The request: Restate every line of the material, word for word.

Dataset excerpt
"""
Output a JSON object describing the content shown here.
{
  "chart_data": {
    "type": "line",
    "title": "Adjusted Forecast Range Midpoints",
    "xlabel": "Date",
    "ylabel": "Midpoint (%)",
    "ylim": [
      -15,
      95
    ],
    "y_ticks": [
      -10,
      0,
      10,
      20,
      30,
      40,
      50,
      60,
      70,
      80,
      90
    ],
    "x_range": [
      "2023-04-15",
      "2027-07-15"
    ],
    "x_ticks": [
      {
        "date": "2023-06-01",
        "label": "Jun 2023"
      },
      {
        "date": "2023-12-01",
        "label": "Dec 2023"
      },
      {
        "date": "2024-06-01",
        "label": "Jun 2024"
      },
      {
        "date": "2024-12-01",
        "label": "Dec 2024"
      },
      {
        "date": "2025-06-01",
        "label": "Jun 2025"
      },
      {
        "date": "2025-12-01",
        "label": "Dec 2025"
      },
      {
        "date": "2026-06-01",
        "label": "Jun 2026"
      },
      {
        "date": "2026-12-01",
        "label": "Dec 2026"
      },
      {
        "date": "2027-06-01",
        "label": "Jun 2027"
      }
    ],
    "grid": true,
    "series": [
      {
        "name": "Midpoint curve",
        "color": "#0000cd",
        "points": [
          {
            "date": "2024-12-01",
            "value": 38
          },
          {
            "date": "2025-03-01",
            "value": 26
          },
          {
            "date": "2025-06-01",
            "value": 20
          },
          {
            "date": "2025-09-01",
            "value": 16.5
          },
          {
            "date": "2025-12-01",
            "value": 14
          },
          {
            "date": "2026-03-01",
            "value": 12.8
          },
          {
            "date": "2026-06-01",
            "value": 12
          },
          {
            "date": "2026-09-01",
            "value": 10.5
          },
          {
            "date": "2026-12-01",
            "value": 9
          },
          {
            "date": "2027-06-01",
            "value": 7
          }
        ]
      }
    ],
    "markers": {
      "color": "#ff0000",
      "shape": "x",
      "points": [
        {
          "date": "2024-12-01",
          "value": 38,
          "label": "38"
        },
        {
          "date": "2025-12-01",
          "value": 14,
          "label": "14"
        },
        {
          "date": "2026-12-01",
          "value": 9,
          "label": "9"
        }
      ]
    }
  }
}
"""
Answer to the exercise:
Output a JSON object describing the content shown here.
{
  "chart_data": {
    "type": "line",
    "title": "Adjusted Forecast Range Midpoints",
    "xlabel": "Date",
    "ylabel": "Midpoint (%)",
    "ylim": [
      -15,
      95
    ],
    "y_ticks": [
      -10,
      0,
      10,
      20,
      30,
      40,
      50,
      60,
      70,
      80,
      90
    ],
    "x_range": [
      "2023-04-15",
      "2027-07-15"
    ],
    "x_ticks": [
      {
        "date": "2023-06-01",
        "label": "Jun 2023"
      },
      {
        "date": "2023-12-01",
        "label": "Dec 2023"
      },
      {
        "date": "2024-06-01",
        "label": "Jun 2024"
      },
      {
        "date": "2024-12-01",
        "label": "Dec 2024"
      },
      {
        "date": "2025-06-01",
        "label": "Jun 2025"
      },
      {
        "date": "2025-12-01",
        "label": "Dec 2025"
      },
      {
        "date": "2026-06-01",
        "label": "Jun 2026"
      },
      {
        "date": "2026-12-01",
        "label": "Dec 2026"
      },
      {
        "date": "2027-06-01",
        "label": "Jun 2027"
      }
    ],
    "grid": true,
    "series": [
      {
        "name": "Midpoint curve",
        "color": "#0000cd",
        "points": [
          {
            "date": "2024-12-01",
            "value": 38
          },
          {
            "date": "2025-03-01",
            "value": 26
          },
          {
            "date": "2025-06-01",
            "value": 20
          },
          {
            "date": "2025-09-01",
            "value": 16.5
          },
          {
            "date": "2025-12-01",
            "value": 14
          },
          {
            "date": "2026-03-01",
            "value": 12.8
          },
          {
            "date": "2026-06-01",
            "value": 12
          },
          {
            "date": "2026-09-01",
            "value": 10.5
          },
          {
            "date": "2026-12-01",
            "value": 9
          },
          {
            "date": "2027-06-01",
            "value": 7
          }
        ]
      }
    ],
    "markers": {
      "color": "#ff0000",
      "shape": "x",
      "points": [
        {
          "date": "2024-12-01",
          "value": 38,
          "label": "38"
        },
        {
          "date": "2025-12-01",
          "value": 14,
          "label": "14"
        },
        {
          "date": "2026-12-01",
          "value": 9,
          "label": "9"
        }
      ]
    }
  }
}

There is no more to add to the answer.